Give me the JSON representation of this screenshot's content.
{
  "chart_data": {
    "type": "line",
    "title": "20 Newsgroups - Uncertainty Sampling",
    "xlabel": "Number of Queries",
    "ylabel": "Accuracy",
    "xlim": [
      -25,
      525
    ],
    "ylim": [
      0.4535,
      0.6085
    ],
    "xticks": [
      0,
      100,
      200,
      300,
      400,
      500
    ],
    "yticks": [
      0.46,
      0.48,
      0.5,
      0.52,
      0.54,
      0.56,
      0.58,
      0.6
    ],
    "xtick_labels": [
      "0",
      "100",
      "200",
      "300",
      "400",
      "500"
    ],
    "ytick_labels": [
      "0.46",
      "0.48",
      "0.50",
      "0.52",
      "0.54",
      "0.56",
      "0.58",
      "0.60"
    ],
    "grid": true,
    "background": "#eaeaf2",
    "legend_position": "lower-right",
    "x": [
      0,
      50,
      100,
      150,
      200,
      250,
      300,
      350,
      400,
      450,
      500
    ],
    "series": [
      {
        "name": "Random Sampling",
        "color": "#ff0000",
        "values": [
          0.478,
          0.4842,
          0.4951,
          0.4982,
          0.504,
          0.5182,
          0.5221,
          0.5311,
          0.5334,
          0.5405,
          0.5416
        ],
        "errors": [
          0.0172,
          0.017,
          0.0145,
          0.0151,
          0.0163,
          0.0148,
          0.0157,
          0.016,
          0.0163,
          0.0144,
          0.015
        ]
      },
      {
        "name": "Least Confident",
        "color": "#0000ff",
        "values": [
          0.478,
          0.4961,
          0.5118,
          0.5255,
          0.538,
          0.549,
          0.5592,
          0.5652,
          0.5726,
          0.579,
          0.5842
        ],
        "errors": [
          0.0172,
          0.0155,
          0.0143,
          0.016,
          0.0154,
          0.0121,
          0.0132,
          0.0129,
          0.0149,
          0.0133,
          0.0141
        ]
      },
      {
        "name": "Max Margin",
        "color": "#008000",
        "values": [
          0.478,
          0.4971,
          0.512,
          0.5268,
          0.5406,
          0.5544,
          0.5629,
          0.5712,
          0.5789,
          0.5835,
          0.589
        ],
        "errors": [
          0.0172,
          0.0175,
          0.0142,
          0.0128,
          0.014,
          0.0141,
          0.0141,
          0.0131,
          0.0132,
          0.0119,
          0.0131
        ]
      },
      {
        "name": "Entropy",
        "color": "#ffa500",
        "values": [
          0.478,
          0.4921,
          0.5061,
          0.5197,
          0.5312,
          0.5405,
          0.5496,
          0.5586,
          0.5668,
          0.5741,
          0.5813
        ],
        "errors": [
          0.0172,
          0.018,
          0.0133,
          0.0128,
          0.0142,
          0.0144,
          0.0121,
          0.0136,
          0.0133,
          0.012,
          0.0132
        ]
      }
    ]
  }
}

===

• WHAT YOU NEED TO DO
From the entries above, collect every line with the string "Sampling" in it.

• SOLUTION TO THE EXERCISE
    "title": "20 Newsgroups - Uncertainty Sampling",
        "name": "Random Sampling",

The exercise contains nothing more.